* TASK OBJECTIVE
Track down each line that has the word "ServerRequestInterface" and copy it.

* DATASET EXTRACT
※ ※ ※

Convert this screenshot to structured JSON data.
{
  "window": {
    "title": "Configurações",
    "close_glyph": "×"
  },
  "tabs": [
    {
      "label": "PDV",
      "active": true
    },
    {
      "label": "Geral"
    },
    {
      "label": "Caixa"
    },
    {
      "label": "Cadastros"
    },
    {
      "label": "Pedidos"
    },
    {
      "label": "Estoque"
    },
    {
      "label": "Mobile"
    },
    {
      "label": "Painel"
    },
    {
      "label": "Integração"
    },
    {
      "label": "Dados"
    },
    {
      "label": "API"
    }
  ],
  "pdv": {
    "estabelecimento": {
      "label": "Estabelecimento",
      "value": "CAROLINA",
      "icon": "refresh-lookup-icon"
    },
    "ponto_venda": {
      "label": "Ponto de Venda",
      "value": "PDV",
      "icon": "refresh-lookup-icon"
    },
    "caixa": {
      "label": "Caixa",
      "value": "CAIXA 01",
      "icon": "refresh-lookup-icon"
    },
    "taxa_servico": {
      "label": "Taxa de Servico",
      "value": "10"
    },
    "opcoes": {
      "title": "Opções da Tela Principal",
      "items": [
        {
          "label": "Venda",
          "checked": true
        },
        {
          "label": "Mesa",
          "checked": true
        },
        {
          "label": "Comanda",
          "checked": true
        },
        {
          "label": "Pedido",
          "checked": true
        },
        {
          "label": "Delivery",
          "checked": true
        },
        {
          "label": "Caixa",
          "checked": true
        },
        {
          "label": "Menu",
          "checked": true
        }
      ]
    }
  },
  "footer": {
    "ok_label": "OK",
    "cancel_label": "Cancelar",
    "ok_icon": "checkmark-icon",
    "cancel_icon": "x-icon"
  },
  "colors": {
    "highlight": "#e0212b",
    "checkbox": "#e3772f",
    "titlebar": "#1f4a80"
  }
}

※ ※ ※

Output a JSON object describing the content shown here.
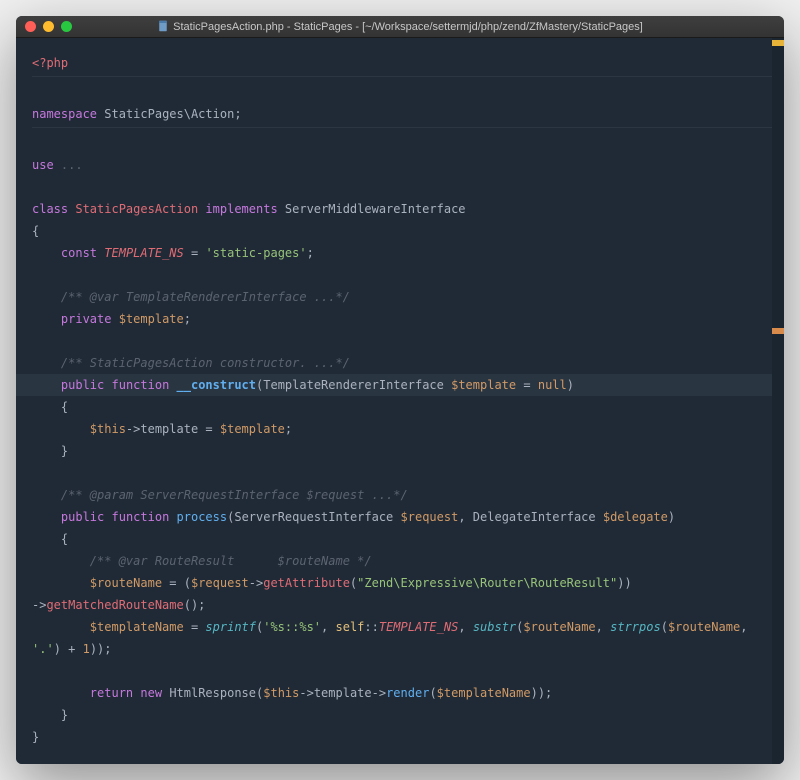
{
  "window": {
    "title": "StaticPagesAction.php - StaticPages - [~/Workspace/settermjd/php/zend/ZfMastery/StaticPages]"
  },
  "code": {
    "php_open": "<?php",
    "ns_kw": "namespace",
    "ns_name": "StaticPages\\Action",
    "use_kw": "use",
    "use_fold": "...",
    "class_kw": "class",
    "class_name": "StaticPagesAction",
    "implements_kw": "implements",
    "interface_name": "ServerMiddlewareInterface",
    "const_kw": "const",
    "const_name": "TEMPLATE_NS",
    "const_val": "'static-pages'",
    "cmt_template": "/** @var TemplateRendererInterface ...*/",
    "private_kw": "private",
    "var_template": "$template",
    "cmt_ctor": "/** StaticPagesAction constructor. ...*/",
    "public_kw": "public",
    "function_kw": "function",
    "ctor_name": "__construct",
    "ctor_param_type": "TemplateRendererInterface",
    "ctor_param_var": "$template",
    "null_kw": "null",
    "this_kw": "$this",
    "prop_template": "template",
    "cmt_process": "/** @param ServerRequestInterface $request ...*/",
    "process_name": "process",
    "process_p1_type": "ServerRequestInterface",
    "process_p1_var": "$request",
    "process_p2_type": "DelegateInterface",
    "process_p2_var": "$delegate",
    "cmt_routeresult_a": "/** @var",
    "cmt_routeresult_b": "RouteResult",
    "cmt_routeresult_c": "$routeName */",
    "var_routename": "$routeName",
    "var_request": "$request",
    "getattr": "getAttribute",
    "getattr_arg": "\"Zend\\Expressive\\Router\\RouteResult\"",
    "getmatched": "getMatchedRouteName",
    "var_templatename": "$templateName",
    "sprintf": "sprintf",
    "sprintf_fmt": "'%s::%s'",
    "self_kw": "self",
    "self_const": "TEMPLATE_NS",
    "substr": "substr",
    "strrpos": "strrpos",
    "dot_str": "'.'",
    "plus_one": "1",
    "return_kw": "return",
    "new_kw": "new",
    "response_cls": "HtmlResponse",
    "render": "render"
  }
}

※ ※ ※

* COMPLETE ANSWER
    "cmt_process": "/** @param ServerRequestInterface $request ...*/",
    "process_p1_type": "ServerRequestInterface",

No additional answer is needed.